> [Description of the task]:
Scan the records for the string "drawing"; copy each line where it occurs.

[Dataset items]
##############################
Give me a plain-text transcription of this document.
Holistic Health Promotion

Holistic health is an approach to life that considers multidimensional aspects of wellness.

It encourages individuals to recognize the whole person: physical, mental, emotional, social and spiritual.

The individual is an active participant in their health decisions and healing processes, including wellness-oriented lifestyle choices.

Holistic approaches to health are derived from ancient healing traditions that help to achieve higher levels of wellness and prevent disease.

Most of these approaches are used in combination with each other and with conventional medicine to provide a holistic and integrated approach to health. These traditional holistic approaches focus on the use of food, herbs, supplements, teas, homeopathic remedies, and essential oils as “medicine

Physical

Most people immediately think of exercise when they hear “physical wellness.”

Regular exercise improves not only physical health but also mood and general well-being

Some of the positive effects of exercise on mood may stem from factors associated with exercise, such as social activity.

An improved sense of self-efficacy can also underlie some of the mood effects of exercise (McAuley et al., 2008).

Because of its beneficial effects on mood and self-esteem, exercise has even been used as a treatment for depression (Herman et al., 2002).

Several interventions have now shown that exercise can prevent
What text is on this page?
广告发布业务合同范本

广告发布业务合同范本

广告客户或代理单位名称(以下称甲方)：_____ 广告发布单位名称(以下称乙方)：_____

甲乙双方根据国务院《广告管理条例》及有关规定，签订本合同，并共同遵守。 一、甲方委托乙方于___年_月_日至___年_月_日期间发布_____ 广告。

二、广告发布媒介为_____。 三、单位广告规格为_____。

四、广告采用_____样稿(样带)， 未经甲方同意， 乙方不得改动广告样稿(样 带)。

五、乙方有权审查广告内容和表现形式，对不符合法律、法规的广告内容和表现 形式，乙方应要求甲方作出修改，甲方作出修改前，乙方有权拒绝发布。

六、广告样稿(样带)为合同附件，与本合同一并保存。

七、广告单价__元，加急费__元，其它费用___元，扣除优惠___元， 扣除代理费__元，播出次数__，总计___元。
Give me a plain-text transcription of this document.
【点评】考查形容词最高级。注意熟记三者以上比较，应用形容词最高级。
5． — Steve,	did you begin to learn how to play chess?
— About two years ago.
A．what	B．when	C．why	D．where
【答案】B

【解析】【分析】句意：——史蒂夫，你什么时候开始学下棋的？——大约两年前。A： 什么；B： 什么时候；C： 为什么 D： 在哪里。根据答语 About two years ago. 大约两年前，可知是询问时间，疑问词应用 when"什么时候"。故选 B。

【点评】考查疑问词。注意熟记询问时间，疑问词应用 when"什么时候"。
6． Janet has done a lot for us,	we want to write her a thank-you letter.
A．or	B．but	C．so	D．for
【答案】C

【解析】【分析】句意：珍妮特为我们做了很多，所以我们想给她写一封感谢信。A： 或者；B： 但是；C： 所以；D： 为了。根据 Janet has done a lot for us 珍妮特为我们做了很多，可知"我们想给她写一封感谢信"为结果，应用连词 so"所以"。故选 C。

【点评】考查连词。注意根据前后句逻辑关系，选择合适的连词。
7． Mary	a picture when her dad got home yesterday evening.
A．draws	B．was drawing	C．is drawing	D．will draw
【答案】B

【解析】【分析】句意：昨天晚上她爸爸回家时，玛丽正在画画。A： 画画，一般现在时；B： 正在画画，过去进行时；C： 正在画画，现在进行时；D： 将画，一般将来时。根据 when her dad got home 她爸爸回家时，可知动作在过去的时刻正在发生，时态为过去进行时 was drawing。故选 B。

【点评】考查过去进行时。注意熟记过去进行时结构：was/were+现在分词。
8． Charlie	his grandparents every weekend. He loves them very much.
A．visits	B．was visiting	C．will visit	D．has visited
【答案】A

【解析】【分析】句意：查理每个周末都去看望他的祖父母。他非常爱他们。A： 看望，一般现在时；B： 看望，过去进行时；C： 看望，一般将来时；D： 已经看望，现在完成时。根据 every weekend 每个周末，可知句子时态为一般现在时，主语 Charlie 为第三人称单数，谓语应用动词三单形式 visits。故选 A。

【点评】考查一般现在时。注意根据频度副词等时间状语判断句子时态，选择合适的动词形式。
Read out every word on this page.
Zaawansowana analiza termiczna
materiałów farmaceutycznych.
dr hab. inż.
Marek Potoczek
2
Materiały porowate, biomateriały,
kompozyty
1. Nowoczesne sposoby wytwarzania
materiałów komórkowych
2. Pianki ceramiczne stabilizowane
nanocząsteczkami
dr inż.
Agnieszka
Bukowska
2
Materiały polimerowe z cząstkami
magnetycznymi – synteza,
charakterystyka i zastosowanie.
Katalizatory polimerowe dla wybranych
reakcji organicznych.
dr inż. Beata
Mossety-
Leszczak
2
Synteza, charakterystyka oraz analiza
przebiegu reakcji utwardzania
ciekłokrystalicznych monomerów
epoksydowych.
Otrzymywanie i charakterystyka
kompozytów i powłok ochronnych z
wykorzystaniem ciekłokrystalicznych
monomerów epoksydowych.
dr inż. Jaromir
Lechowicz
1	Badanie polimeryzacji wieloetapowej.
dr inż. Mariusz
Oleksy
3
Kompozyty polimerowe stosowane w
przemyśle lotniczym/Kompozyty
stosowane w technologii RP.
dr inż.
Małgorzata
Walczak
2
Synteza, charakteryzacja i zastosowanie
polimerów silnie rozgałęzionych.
##############################
> [Task result]:
A．draws	B．was drawing	C．is drawing	D．will draw
【解析】【分析】句意：昨天晚上她爸爸回家时，玛丽正在画画。A： 画画，一般现在时；B： 正在画画，过去进行时；C： 正在画画，现在进行时；D： 将画，一般将来时。根据 when her dad got home 她爸爸回家时，可知动作在过去的时刻正在发生，时态为过去进行时 was drawing。故选 B。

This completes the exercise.